**Task directions**
Copy all records verbatim.
─── Data to use ───
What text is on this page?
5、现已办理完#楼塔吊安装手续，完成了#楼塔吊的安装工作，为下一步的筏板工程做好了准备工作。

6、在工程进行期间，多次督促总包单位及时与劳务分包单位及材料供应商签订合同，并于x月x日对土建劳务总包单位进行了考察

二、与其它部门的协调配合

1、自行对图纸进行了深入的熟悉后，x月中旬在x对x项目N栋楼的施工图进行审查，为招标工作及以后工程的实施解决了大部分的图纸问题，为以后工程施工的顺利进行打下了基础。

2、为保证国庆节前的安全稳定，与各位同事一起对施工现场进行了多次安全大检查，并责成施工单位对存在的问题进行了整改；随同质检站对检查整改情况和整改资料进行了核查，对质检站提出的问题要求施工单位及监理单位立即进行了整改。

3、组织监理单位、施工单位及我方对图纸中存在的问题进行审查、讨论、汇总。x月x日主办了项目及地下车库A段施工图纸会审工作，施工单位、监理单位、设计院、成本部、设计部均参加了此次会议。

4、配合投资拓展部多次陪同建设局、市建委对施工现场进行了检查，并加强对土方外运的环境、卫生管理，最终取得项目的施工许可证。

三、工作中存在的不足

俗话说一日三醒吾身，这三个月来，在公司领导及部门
───
**Result**
What text is on this page?
5、现已办理完#楼塔吊安装手续，完成了#楼塔吊的安装工作，为下一步的筏板工程做好了准备工作。

6、在工程进行期间，多次督促总包单位及时与劳务分包单位及材料供应商签订合同，并于x月x日对土建劳务总包单位进行了考察

二、与其它部门的协调配合

1、自行对图纸进行了深入的熟悉后，x月中旬在x对x项目N栋楼的施工图进行审查，为招标工作及以后工程的实施解决了大部分的图纸问题，为以后工程施工的顺利进行打下了基础。

2、为保证国庆节前的安全稳定，与各位同事一起对施工现场进行了多次安全大检查，并责成施工单位对存在的问题进行了整改；随同质检站对检查整改情况和整改资料进行了核查，对质检站提出的问题要求施工单位及监理单位立即进行了整改。

3、组织监理单位、施工单位及我方对图纸中存在的问题进行审查、讨论、汇总。x月x日主办了项目及地下车库A段施工图纸会审工作，施工单位、监理单位、设计院、成本部、设计部均参加了此次会议。

4、配合投资拓展部多次陪同建设局、市建委对施工现场进行了检查，并加强对土方外运的环境、卫生管理，最终取得项目的施工许可证。

三、工作中存在的不足

俗话说一日三醒吾身，这三个月来，在公司领导及部门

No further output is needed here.